◆ **Your instructions**: Reproduce verbatim the rows from the start of the records through the line containing "empty-cell — [353, 142, 456, 238]", including both of those lines.

◆ **Raw records**:
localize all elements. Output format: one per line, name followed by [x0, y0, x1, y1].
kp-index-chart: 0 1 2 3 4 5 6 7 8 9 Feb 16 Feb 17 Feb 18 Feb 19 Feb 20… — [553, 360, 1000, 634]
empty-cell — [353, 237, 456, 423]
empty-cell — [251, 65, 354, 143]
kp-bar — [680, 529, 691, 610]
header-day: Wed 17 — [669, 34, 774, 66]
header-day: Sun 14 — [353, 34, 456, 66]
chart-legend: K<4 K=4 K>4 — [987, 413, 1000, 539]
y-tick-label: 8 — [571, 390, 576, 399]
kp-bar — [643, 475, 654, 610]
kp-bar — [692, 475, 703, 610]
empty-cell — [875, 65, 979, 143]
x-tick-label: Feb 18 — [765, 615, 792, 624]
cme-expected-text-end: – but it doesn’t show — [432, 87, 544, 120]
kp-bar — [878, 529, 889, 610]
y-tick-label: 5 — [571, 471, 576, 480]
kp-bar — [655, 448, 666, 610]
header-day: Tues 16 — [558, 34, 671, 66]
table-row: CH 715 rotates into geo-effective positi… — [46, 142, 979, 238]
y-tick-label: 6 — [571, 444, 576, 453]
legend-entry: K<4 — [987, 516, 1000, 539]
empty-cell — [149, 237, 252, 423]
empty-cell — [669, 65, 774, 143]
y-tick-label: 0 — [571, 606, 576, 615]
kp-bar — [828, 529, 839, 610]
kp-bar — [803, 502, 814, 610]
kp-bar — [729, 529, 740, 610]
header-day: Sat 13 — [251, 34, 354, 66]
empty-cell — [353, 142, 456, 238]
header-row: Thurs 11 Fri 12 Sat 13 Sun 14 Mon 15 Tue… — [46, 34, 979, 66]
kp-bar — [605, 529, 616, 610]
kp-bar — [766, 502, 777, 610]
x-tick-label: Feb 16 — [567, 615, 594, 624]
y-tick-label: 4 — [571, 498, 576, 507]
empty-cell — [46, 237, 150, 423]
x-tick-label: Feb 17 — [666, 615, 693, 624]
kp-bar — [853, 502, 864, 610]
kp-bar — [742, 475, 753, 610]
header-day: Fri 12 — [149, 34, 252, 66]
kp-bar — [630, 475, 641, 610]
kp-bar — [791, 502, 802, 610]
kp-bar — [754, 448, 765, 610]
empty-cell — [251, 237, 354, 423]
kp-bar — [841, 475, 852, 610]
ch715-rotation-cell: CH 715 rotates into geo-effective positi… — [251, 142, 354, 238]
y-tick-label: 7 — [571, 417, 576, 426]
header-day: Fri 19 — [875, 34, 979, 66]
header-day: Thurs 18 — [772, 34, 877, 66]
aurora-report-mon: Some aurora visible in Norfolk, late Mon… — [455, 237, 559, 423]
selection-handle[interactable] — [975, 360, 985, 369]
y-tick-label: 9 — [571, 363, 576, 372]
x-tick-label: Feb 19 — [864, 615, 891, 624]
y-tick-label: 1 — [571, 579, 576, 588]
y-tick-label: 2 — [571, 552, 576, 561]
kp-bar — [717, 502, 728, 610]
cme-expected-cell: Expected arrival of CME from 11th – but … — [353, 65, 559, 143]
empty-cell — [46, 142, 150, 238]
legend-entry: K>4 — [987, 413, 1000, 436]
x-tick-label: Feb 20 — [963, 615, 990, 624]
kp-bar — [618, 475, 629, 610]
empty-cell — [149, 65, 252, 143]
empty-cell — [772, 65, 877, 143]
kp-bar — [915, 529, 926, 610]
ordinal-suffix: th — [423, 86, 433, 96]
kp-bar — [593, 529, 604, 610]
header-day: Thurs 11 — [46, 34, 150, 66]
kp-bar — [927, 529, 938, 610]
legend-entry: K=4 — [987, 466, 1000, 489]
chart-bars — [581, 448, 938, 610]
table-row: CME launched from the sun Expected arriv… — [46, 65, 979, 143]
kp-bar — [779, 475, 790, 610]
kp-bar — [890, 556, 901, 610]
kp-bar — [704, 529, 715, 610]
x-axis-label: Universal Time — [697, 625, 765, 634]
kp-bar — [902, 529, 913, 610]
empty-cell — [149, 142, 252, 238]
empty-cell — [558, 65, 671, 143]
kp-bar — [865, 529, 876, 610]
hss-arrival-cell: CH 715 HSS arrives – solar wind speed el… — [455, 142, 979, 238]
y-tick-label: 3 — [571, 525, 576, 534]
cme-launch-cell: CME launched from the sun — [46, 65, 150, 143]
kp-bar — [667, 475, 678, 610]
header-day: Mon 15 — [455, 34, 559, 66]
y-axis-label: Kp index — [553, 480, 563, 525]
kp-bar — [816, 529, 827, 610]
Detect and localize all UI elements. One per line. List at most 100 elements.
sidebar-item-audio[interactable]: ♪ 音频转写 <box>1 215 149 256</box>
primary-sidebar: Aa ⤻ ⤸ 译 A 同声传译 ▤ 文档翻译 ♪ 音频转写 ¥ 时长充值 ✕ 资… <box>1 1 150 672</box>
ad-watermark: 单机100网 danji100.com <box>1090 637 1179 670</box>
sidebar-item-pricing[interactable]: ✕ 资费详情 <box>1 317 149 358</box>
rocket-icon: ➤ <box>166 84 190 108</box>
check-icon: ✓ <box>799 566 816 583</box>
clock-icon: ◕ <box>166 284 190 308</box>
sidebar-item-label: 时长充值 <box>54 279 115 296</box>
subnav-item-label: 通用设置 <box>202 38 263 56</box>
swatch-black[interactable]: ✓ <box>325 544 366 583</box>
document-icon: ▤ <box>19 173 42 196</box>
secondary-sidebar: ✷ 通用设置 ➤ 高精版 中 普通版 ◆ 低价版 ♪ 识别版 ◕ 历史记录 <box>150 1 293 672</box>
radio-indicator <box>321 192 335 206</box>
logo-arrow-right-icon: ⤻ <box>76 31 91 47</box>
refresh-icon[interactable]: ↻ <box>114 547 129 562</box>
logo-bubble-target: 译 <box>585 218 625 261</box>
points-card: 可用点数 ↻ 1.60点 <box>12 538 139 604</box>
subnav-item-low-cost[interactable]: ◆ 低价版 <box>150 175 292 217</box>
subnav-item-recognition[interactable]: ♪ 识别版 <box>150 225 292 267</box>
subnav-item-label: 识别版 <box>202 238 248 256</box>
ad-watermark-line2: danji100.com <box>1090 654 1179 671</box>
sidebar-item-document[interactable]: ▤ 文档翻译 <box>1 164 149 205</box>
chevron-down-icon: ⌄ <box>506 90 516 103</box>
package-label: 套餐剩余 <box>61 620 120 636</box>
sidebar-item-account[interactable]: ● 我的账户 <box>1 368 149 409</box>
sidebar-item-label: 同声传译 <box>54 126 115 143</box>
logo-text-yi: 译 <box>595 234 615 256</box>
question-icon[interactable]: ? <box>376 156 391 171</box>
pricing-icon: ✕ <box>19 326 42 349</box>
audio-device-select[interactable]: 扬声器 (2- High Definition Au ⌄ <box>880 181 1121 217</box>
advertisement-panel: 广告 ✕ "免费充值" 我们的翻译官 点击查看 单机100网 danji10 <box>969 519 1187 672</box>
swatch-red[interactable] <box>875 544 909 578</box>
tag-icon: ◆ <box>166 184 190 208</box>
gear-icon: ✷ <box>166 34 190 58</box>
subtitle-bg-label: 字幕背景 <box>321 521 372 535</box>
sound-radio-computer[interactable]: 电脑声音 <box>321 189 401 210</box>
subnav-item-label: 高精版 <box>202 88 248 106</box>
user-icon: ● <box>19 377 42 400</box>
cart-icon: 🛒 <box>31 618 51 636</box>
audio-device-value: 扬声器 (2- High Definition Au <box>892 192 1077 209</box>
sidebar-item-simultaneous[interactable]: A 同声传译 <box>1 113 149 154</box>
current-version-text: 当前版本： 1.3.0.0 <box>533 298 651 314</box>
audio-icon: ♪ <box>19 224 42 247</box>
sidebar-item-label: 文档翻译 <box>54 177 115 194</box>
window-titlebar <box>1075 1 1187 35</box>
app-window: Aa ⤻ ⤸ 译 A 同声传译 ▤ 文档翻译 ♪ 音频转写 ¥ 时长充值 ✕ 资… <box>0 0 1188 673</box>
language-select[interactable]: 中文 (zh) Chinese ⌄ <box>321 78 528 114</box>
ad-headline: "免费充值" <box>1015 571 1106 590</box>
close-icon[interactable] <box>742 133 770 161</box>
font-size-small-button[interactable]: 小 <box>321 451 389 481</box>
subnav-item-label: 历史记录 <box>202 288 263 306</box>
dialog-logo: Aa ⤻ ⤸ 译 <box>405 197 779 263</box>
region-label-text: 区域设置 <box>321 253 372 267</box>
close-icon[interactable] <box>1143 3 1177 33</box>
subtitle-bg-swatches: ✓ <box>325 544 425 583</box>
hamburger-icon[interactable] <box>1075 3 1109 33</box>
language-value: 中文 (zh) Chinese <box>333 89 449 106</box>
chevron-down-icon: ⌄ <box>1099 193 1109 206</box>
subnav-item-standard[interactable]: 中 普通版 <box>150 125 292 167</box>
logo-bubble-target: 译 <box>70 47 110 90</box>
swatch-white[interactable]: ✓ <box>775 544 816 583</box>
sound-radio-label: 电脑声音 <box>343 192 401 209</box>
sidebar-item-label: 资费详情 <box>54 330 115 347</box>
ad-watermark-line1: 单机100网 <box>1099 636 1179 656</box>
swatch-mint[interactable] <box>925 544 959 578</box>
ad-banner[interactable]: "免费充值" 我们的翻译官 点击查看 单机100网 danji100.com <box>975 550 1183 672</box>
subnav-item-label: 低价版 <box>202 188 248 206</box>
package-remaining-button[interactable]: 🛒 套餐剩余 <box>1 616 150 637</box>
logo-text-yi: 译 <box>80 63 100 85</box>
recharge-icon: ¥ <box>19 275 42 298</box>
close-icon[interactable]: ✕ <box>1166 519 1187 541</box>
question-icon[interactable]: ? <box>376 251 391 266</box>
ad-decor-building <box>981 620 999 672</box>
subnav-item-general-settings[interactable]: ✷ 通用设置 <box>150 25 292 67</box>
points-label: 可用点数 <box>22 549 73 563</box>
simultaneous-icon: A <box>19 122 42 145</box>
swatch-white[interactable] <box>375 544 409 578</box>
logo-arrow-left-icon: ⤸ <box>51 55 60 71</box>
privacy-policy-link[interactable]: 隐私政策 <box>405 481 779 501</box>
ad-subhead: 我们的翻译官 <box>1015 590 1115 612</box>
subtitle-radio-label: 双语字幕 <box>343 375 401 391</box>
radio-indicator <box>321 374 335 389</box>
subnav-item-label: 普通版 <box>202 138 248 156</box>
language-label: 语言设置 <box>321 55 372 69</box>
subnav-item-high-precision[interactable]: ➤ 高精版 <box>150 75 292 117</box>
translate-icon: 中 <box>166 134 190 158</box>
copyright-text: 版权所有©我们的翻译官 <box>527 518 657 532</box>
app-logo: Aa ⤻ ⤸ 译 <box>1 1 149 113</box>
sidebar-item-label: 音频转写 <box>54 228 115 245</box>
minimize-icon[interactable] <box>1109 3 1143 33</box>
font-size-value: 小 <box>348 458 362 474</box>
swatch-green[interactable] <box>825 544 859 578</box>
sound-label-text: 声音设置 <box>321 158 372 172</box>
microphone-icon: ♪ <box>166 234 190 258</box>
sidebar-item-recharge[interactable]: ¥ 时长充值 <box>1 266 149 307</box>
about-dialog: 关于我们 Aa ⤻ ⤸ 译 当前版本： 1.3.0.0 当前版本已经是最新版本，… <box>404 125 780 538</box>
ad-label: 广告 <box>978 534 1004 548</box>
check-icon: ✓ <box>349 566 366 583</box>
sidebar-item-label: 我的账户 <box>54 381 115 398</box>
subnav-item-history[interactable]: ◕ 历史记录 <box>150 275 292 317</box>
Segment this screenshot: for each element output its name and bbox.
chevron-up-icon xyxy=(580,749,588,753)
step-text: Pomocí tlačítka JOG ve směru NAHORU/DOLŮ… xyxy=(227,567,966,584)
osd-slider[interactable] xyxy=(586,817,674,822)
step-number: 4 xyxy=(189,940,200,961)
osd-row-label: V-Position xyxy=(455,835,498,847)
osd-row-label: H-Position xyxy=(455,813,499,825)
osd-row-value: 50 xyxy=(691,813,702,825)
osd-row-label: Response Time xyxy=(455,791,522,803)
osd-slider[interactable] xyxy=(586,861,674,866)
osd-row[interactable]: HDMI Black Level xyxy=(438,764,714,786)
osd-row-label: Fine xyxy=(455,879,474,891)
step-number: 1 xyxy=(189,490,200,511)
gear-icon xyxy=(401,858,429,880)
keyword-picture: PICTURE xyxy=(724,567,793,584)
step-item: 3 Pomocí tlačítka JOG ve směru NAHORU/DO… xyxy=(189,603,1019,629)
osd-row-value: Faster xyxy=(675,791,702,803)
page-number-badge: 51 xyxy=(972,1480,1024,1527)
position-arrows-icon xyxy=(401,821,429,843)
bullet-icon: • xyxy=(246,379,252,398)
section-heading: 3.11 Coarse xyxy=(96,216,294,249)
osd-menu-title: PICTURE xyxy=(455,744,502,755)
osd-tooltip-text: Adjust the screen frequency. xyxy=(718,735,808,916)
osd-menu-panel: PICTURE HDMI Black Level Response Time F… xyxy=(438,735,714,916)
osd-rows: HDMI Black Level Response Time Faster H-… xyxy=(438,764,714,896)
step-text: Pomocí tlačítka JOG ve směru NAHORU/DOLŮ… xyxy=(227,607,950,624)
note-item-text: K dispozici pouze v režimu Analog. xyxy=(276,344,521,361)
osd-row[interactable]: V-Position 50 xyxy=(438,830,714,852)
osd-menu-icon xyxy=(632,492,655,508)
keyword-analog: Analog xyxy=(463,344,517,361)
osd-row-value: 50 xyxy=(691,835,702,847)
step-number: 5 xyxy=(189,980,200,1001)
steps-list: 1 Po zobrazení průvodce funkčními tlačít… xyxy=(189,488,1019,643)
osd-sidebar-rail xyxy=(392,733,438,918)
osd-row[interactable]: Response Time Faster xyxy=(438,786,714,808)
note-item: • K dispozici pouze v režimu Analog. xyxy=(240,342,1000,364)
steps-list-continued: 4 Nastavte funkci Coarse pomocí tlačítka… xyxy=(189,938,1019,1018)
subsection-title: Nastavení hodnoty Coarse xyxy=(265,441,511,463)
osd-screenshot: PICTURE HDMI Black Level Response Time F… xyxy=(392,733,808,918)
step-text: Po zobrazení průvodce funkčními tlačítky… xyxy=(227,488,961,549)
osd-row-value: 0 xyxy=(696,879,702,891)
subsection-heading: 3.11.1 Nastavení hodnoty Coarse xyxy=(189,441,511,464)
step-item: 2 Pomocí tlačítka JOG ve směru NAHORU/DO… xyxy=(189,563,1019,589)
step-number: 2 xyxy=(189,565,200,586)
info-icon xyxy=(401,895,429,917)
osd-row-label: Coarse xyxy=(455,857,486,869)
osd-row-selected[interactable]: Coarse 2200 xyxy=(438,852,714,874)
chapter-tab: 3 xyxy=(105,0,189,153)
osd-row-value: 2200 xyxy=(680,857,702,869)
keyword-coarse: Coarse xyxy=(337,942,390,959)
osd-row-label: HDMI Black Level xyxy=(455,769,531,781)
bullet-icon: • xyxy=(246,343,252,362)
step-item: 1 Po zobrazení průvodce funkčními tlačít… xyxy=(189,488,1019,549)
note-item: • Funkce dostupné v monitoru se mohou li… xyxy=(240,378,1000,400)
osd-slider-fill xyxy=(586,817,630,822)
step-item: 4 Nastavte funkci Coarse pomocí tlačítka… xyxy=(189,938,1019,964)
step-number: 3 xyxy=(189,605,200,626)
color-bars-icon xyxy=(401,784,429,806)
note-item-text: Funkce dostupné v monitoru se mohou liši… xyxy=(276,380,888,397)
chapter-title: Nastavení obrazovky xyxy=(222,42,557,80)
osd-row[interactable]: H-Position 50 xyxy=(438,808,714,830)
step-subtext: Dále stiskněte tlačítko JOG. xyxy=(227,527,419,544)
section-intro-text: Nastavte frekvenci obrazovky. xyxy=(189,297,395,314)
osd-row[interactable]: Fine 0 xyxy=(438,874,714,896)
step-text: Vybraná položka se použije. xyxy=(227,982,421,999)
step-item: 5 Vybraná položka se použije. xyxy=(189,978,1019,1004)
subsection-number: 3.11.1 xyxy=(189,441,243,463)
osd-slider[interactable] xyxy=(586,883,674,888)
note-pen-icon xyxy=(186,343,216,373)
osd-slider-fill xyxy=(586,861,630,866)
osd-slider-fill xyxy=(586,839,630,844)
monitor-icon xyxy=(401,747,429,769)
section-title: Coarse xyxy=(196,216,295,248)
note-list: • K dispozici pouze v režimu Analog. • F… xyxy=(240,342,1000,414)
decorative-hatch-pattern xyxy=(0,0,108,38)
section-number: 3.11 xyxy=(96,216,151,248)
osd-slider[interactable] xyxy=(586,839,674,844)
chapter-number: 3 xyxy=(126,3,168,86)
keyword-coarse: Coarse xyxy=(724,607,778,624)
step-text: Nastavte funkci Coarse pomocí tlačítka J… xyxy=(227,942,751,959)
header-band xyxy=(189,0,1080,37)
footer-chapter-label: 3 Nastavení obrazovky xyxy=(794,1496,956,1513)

◆ **Solution for this task**:
localize all elements. Output format: one per line, name followed by [x0, y0, x1, y1].
kp-index-chart: 0 1 2 3 4 5 6 7 8 9 Feb 16 Feb 17 Feb 18 Feb 19 Feb 20… — [553, 360, 1000, 634]
empty-cell — [353, 237, 456, 423]
empty-cell — [251, 65, 354, 143]
kp-bar — [680, 529, 691, 610]
header-day: Wed 17 — [669, 34, 774, 66]
header-day: Sun 14 — [353, 34, 456, 66]
chart-legend: K<4 K=4 K>4 — [987, 413, 1000, 539]
y-tick-label: 8 — [571, 390, 576, 399]
kp-bar — [643, 475, 654, 610]
kp-bar — [692, 475, 703, 610]
empty-cell — [875, 65, 979, 143]
x-tick-label: Feb 18 — [765, 615, 792, 624]
cme-expected-text-end: – but it doesn’t show — [432, 87, 544, 120]
kp-bar — [878, 529, 889, 610]
y-tick-label: 5 — [571, 471, 576, 480]
kp-bar — [655, 448, 666, 610]
header-day: Tues 16 — [558, 34, 671, 66]
table-row: CH 715 rotates into geo-effective positi… — [46, 142, 979, 238]
y-tick-label: 6 — [571, 444, 576, 453]
legend-entry: K<4 — [987, 516, 1000, 539]
empty-cell — [149, 237, 252, 423]
empty-cell — [669, 65, 774, 143]
y-tick-label: 0 — [571, 606, 576, 615]
kp-bar — [828, 529, 839, 610]
kp-bar — [803, 502, 814, 610]
kp-bar — [729, 529, 740, 610]
header-day: Sat 13 — [251, 34, 354, 66]
empty-cell — [353, 142, 456, 238]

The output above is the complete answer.